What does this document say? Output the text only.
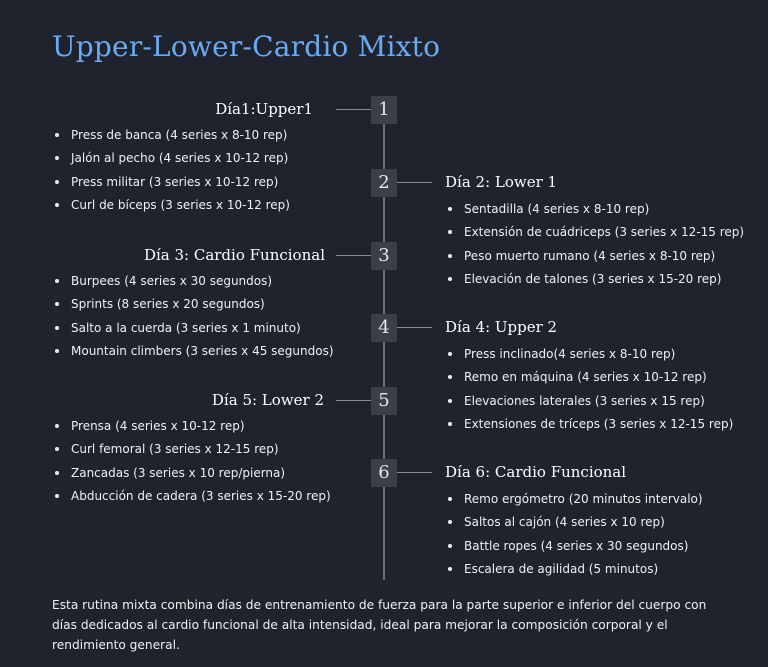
Upper-Lower-Cardio Mixto
1
Día1:Upper1
Press de banca (4 series x 8-10 rep)
Jalón al pecho (4 series x 10-12 rep)
Press militar (3 series x 10-12 rep)
Curl de bíceps (3 series x 10-12 rep)
2	Día 2: Lower 1
Sentadilla (4 series x 8-10 rep)
Extensión de cuádriceps (3 series x 12-15 rep)
Peso muerto rumano (4 series x 8-10 rep)
Elevación de talones (3 series x 15-20 rep)
3
Día 3: Cardio Funcional
Burpees (4 series x 30 segundos)
Sprints (8 series x 20 segundos)
Salto a la cuerda (3 series x 1 minuto)
Mountain climbers (3 series x 45 segundos)
4	Día 4: Upper 2
Press inclinado(4 series x 8-10 rep)
Remo en máquina (4 series x 10-12 rep)
Elevaciones laterales (3 series x 15 rep)
Extensiones de tríceps (3 series x 12-15 rep)
5
Día 5: Lower 2
Prensa (4 series x 10-12 rep)
Curl femoral (3 series x 12-15 rep)
Zancadas (3 series x 10 rep/pierna)
Abducción de cadera (3 series x 15-20 rep)
6	Día 6: Cardio Funcional
Remo ergómetro (20 minutos intervalo)
Saltos al cajón (4 series x 10 rep)
Battle ropes (4 series x 30 segundos)
Escalera de agilidad (5 minutos)
Esta rutina mixta combina días de entrenamiento de fuerza para la parte superior e inferior del cuerpo con días dedicados al cardio funcional de alta intensidad, ideal para mejorar la composición corporal y el rendimiento general.
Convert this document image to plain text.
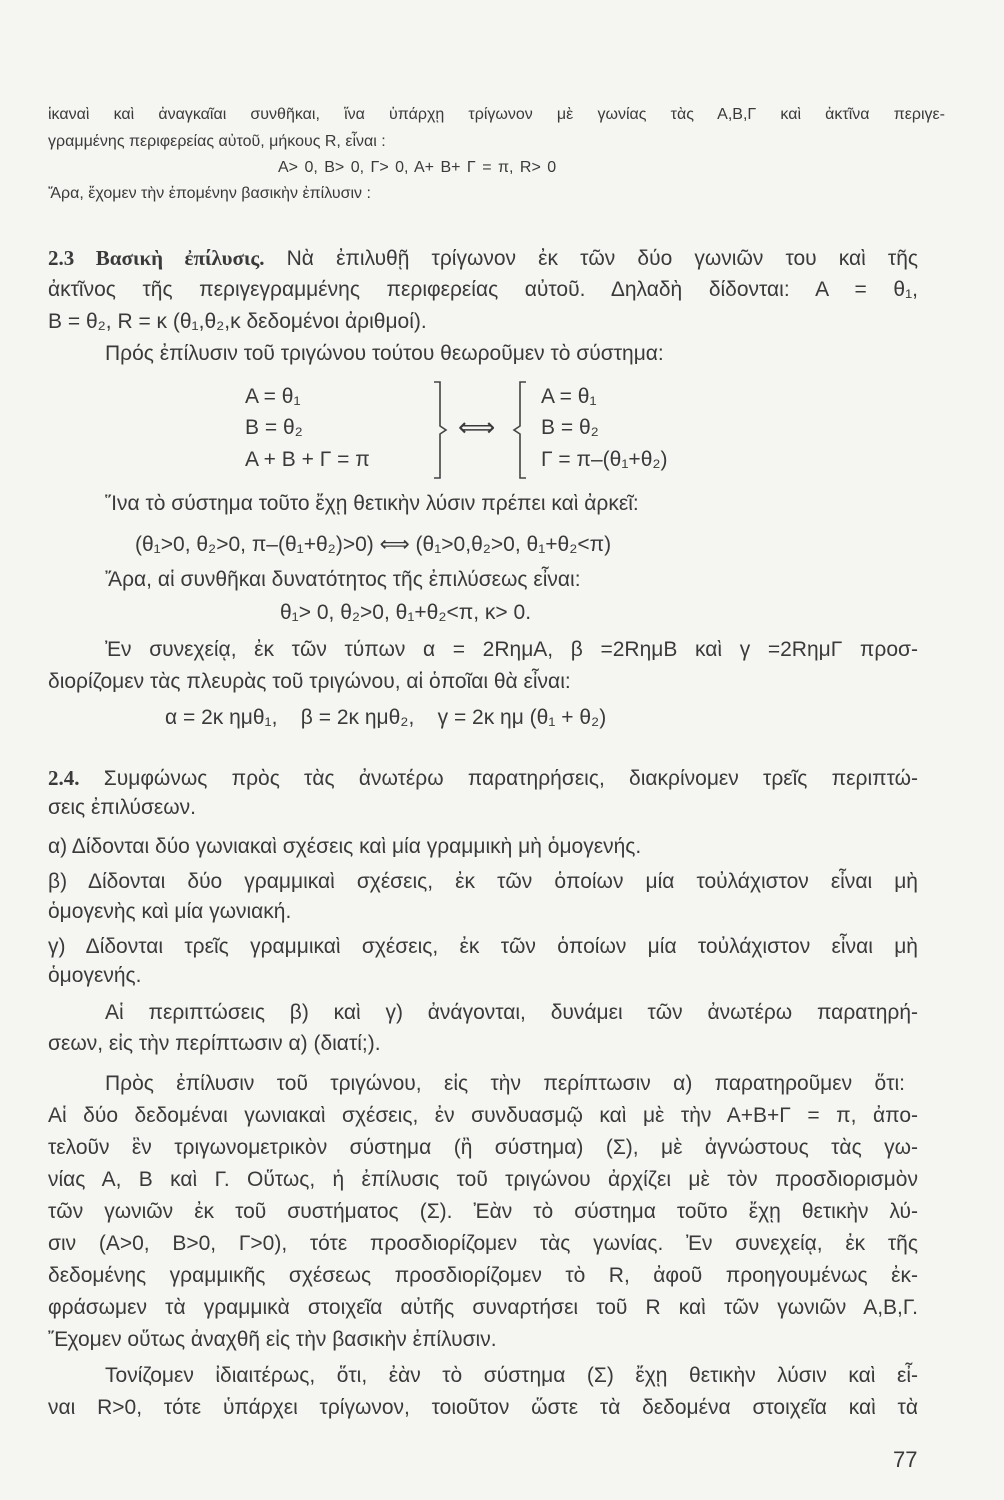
ἱκαναὶ καὶ ἀναγκαῖαι συνθῆκαι, ἵνα ὑπάρχῃ τρίγωνον μὲ γωνίας τὰς Α,Β,Γ καὶ ἀκτῖνα περιγε-
γραμμένης περιφερείας αὐτοῦ, μήκους R, εἶναι :
Α> 0, Β> 0, Γ> 0, Α+ Β+ Γ = π, R> 0
Ἄρα, ἔχομεν τὴν ἑπομένην βασικὴν ἐπίλυσιν :
2.3 Βασικὴ ἐπίλυσις. Νὰ ἐπιλυθῇ τρίγωνον ἐκ τῶν δύο γωνιῶν του καὶ τῆς
ἀκτῖνος τῆς περιγεγραμμένης περιφερείας αὐτοῦ. Δηλαδὴ δίδονται: Α = θ₁,
Β = θ₂, R = κ (θ₁,θ₂,κ δεδομένοι ἀριθμοί).
Πρός ἐπίλυσιν τοῦ τριγώνου τούτου θεωροῦμεν τὸ σύστημα:
Α = θ₁
Β = θ₂
Α + Β + Γ = π
⟺
Α = θ₁
Β = θ₂
Γ = π–(θ₁+θ₂)
Ἵνα τὸ σύστημα τοῦτο ἔχῃ θετικὴν λύσιν πρέπει καὶ ἀρκεῖ:
(θ₁>0, θ₂>0, π–(θ₁+θ₂)>0) ⟺ (θ₁>0,θ₂>0, θ₁+θ₂<π)
Ἄρα, αἱ συνθῆκαι δυνατότητος τῆς ἐπιλύσεως εἶναι:
θ₁> 0, θ₂>0, θ₁+θ₂<π, κ> 0.
Ἐν συνεχείᾳ, ἐκ τῶν τύπων α = 2RημΑ, β =2RημΒ καὶ γ =2RημΓ προσ-
διορίζομεν τὰς πλευρὰς τοῦ τριγώνου, αἱ ὁποῖαι θὰ εἶναι:
α = 2κ ημθ₁,    β = 2κ ημθ₂,    γ = 2κ ημ (θ₁ + θ₂)
2.4. Συμφώνως πρὸς τὰς ἀνωτέρω παρατηρήσεις, διακρίνομεν τρεῖς περιπτώ-
σεις ἐπιλύσεων.
α) Δίδονται δύο γωνιακαὶ σχέσεις καὶ μία γραμμικὴ μὴ ὁμογενής.
β) Δίδονται δύο γραμμικαὶ σχέσεις, ἐκ τῶν ὁποίων μία τοὐλάχιστον εἶναι μὴ
ὁμογενὴς καὶ μία γωνιακή.
γ) Δίδονται τρεῖς γραμμικαὶ σχέσεις, ἐκ τῶν ὁποίων μία τοὐλάχιστον εἶναι μὴ
ὁμογενής.
Αἱ περιπτώσεις β) καὶ γ) ἀνάγονται, δυνάμει τῶν ἀνωτέρω παρατηρή-
σεων, εἰς τὴν περίπτωσιν α) (διατί;).
Πρὸς ἐπίλυσιν τοῦ τριγώνου, εἰς τὴν περίπτωσιν α) παρατηροῦμεν ὅτι:
Αἱ δύο δεδομέναι γωνιακαὶ σχέσεις, ἐν συνδυασμῷ καὶ μὲ τὴν Α+Β+Γ = π, ἀπο-
τελοῦν ἓν τριγωνομετρικὸν σύστημα (ἢ σύστημα) (Σ), μὲ ἀγνώστους τὰς γω-
νίας Α, Β καὶ Γ. Οὕτως, ἡ ἐπίλυσις τοῦ τριγώνου ἀρχίζει μὲ τὸν προσδιορισμὸν
τῶν γωνιῶν ἐκ τοῦ συστήματος (Σ). Ἐὰν τὸ σύστημα τοῦτο ἔχῃ θετικὴν λύ-
σιν (Α>0, Β>0, Γ>0), τότε προσδιορίζομεν τὰς γωνίας. Ἐν συνεχείᾳ, ἐκ τῆς
δεδομένης γραμμικῆς σχέσεως προσδιορίζομεν τὸ R, ἀφοῦ προηγουμένως ἐκ-
φράσωμεν τὰ γραμμικὰ στοιχεῖα αὐτῆς συναρτήσει τοῦ R καὶ τῶν γωνιῶν Α,Β,Γ.
Ἔχομεν οὕτως ἀναχθῆ εἰς τὴν βασικὴν ἐπίλυσιν.
Τονίζομεν ἰδιαιτέρως, ὅτι, ἐὰν τὸ σύστημα (Σ) ἔχῃ θετικὴν λύσιν καὶ εἶ-
ναι R>0, τότε ὑπάρχει τρίγωνον, τοιοῦτον ὥστε τὰ δεδομένα στοιχεῖα καὶ τὰ
77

=-=-=-=-=

Pick out each line containing "αὐτοῦ" and report it.

## Full output
γραμμένης περιφερείας αὐτοῦ, μήκους R, εἶναι :
ἀκτῖνος τῆς περιγεγραμμένης περιφερείας αὐτοῦ. Δηλαδὴ δίδονται: Α = θ₁,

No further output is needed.